PROBLEM REQUIREMENTS:
Return the records word for word. Any pictures in them are not part of the copy.

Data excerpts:
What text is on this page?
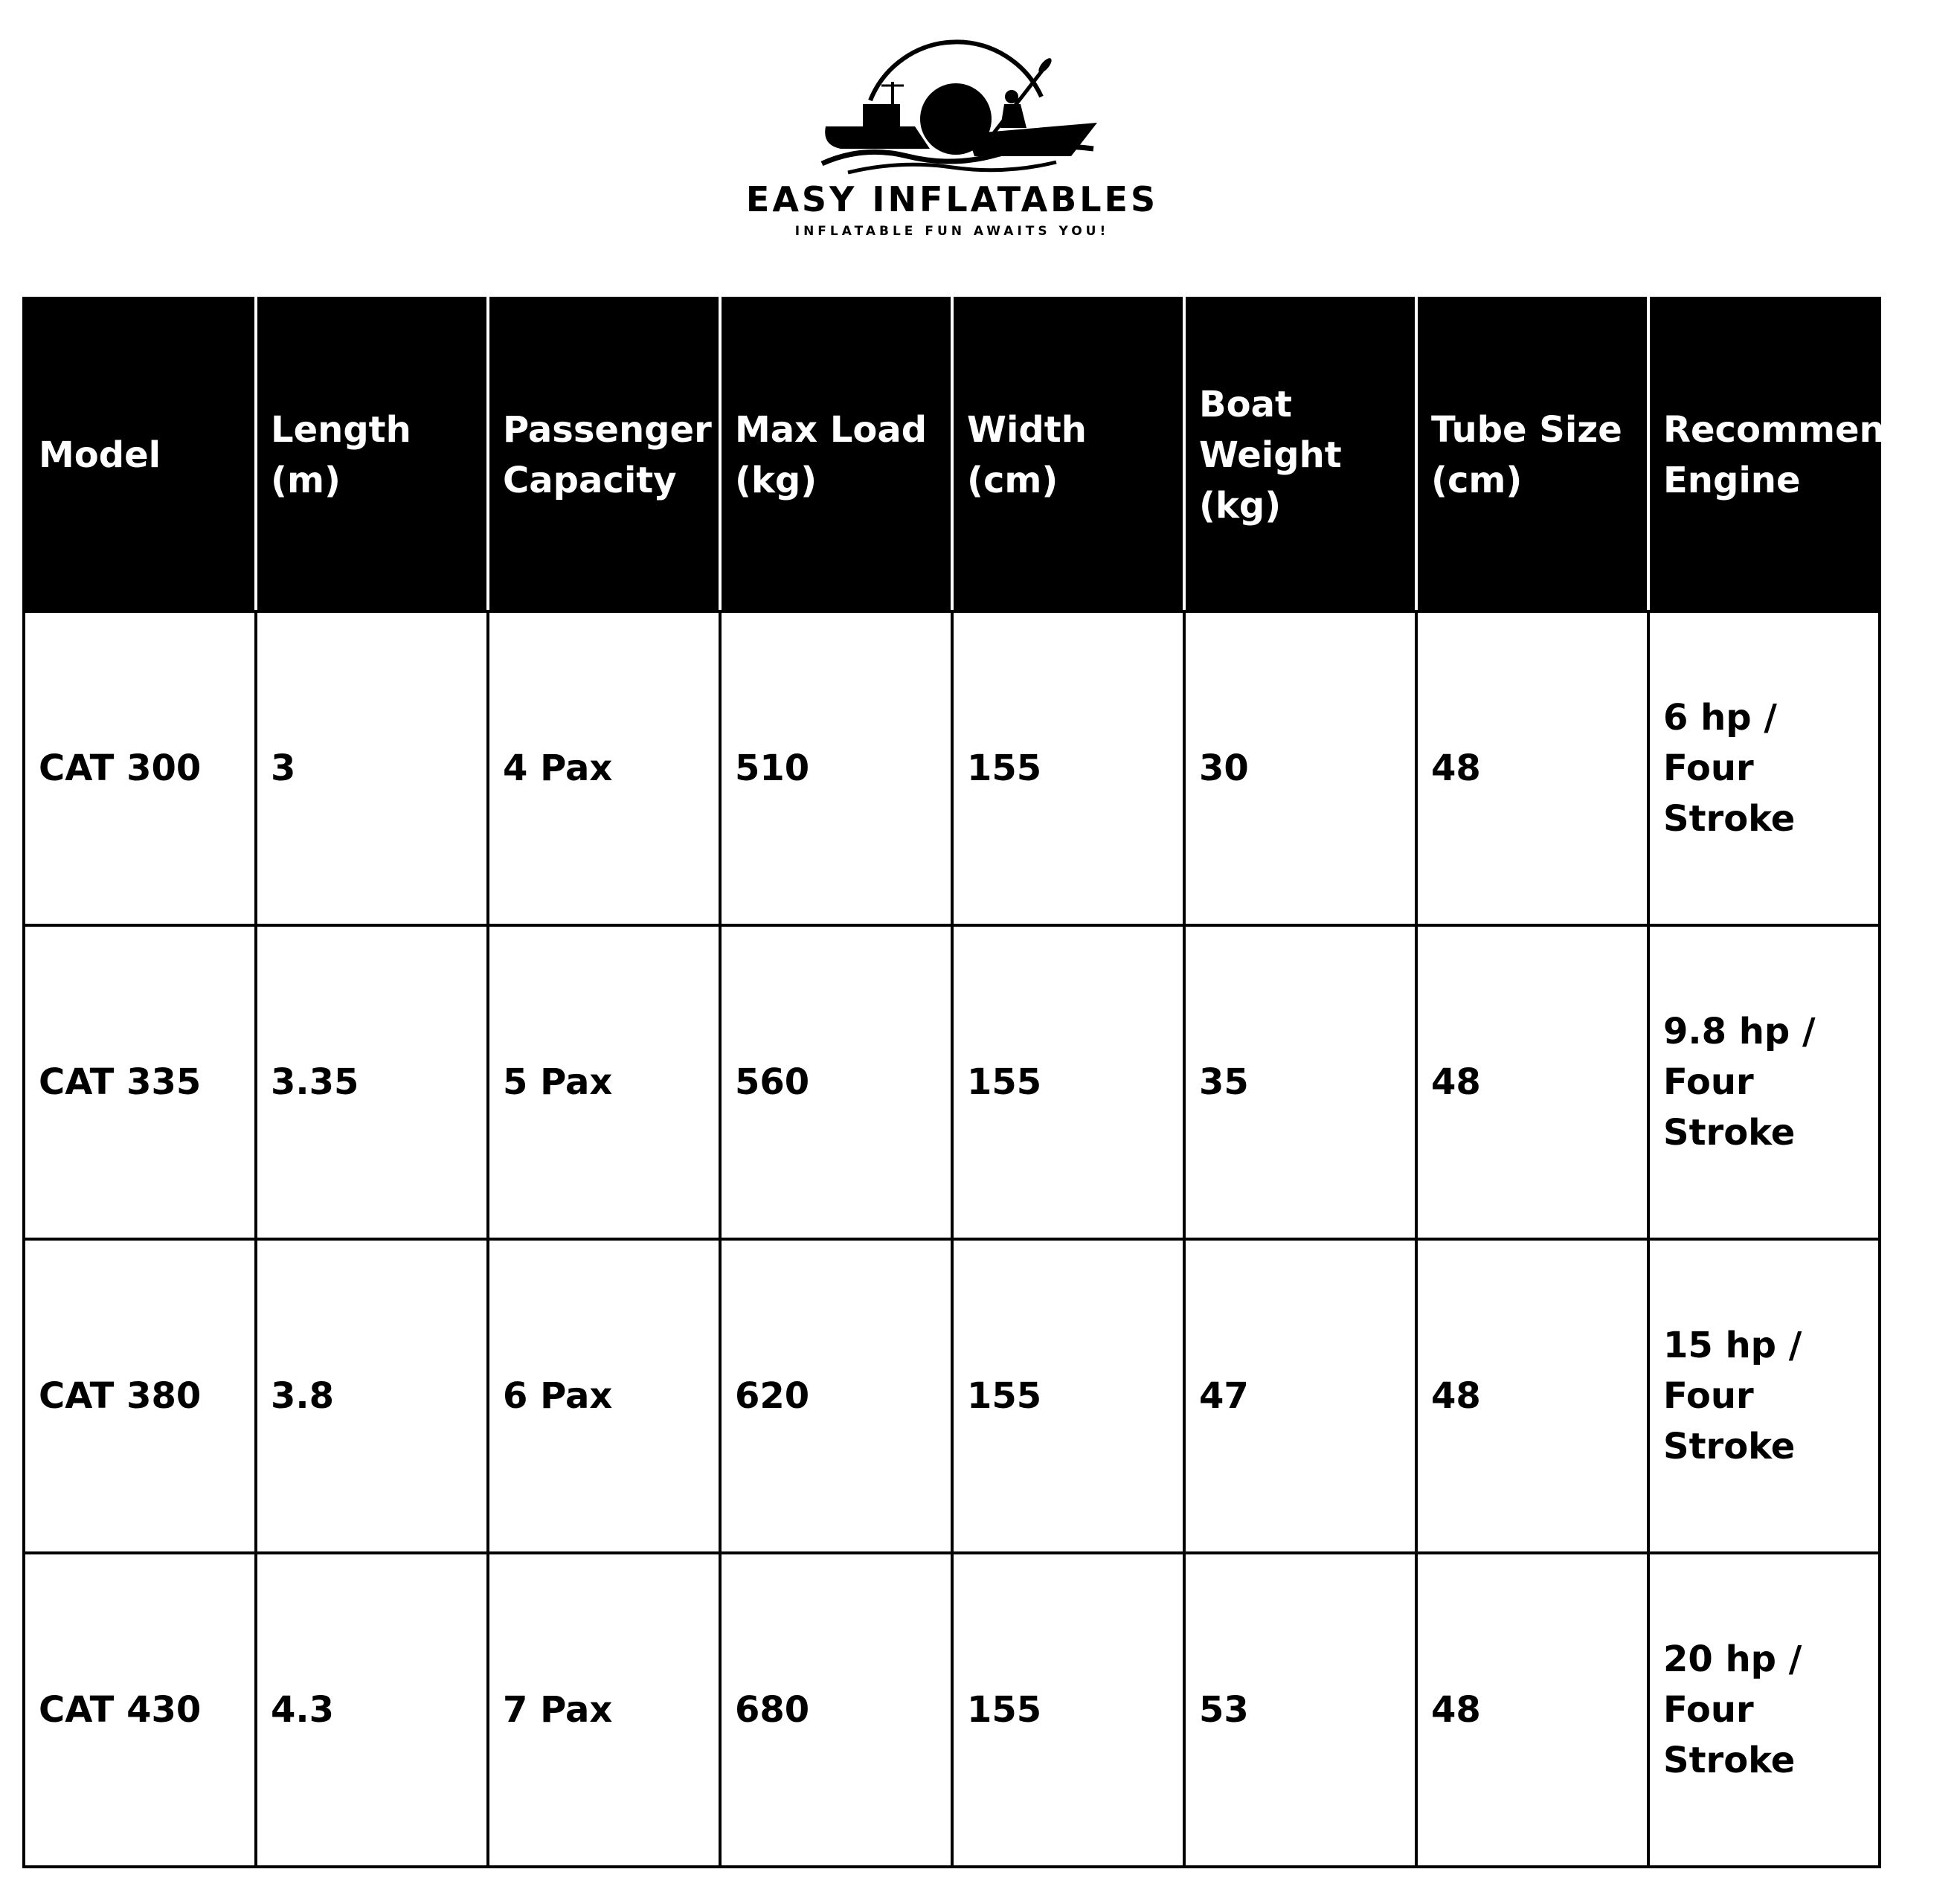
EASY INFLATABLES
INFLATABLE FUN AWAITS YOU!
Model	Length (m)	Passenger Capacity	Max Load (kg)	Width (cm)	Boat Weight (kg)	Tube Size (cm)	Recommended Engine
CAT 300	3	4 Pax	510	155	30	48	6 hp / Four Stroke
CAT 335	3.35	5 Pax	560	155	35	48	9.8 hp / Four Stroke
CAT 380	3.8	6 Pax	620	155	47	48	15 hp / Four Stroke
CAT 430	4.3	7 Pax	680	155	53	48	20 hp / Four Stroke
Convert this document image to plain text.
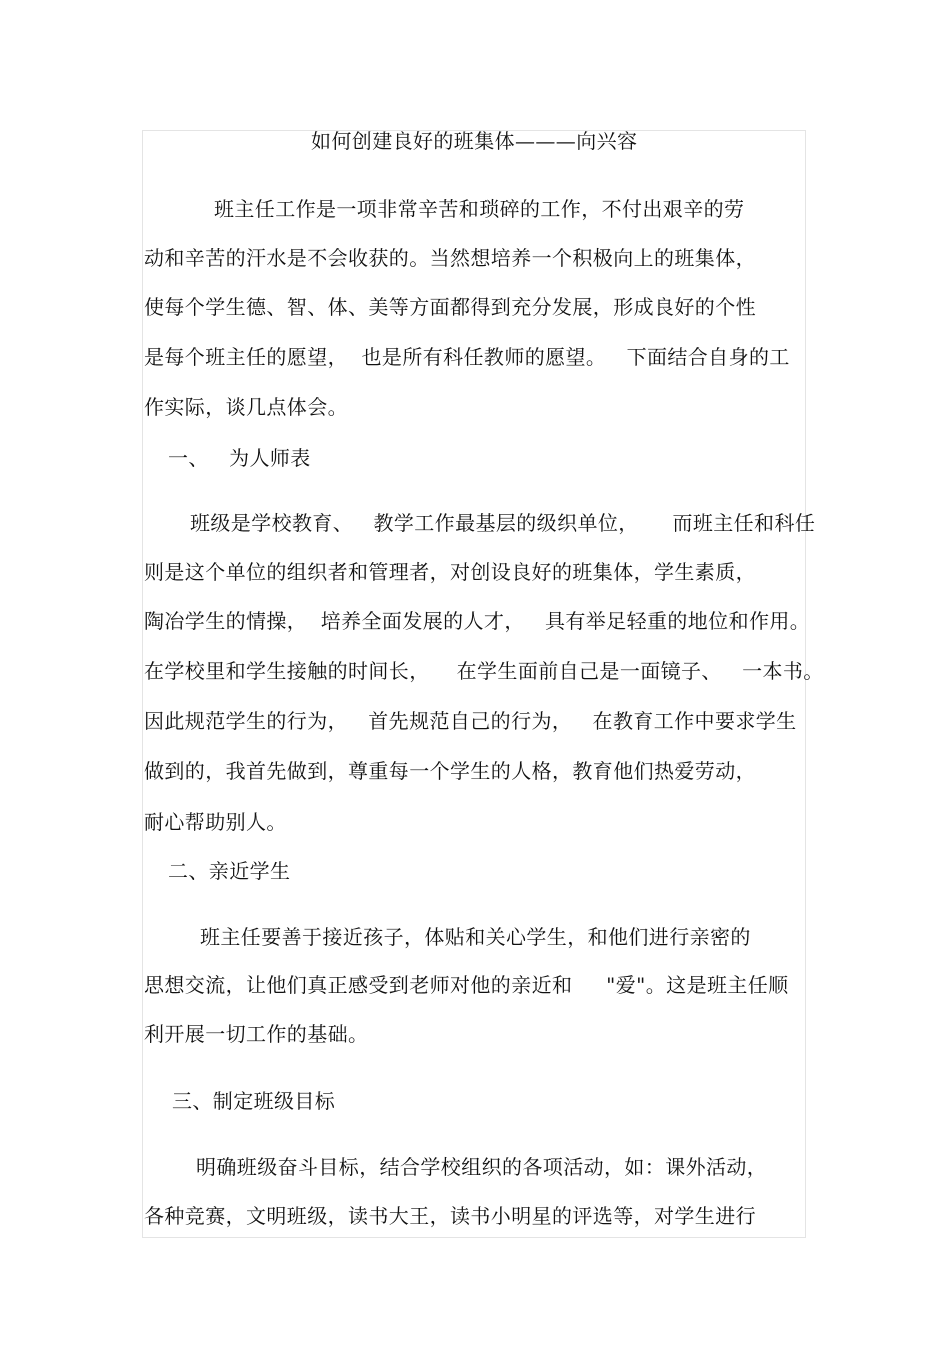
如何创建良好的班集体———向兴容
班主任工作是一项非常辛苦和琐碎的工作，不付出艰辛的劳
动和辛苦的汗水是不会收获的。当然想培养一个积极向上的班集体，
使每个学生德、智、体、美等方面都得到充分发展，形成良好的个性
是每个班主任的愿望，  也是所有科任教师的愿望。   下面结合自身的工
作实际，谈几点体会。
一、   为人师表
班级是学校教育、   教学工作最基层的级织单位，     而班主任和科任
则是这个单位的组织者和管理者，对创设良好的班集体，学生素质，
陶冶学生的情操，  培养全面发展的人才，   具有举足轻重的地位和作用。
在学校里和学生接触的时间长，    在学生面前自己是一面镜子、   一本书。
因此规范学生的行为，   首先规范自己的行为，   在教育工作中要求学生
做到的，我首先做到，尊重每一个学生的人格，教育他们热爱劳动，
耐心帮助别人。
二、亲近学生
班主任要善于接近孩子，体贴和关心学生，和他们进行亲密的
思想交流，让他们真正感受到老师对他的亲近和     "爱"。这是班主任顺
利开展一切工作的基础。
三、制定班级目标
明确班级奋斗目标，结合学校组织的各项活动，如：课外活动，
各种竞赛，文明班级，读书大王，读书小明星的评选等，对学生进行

ANSWER TO THIS TASK:
What text is on this page?
EASY INFLATABLES
INFLATABLE FUN AWAITS YOU!
Model	Length (m)	Passenger Capacity	Max Load (kg)	Width (cm)	Boat Weight (kg)	Tube Size (cm)	Recommended Engine
CAT 300	3	4 Pax	510	155	30	48	6 hp / Four Stroke
CAT 335	3.35	5 Pax	560	155	35	48	9.8 hp / Four Stroke
CAT 380	3.8	6 Pax	620	155	47	48	15 hp / Four Stroke
CAT 430	4.3	7 Pax	680	155	53	48	20 hp / Four Stroke
Convert this document image to plain text.
如何创建良好的班集体———向兴容
班主任工作是一项非常辛苦和琐碎的工作，不付出艰辛的劳
动和辛苦的汗水是不会收获的。当然想培养一个积极向上的班集体，
使每个学生德、智、体、美等方面都得到充分发展，形成良好的个性
是每个班主任的愿望，  也是所有科任教师的愿望。   下面结合自身的工
作实际，谈几点体会。
一、   为人师表
班级是学校教育、   教学工作最基层的级织单位，     而班主任和科任
则是这个单位的组织者和管理者，对创设良好的班集体，学生素质，
陶冶学生的情操，  培养全面发展的人才，   具有举足轻重的地位和作用。
在学校里和学生接触的时间长，    在学生面前自己是一面镜子、   一本书。
因此规范学生的行为，   首先规范自己的行为，   在教育工作中要求学生
做到的，我首先做到，尊重每一个学生的人格，教育他们热爱劳动，
耐心帮助别人。
二、亲近学生
班主任要善于接近孩子，体贴和关心学生，和他们进行亲密的
思想交流，让他们真正感受到老师对他的亲近和     "爱"。这是班主任顺
利开展一切工作的基础。
三、制定班级目标
明确班级奋斗目标，结合学校组织的各项活动，如：课外活动，
各种竞赛，文明班级，读书大王，读书小明星的评选等，对学生进行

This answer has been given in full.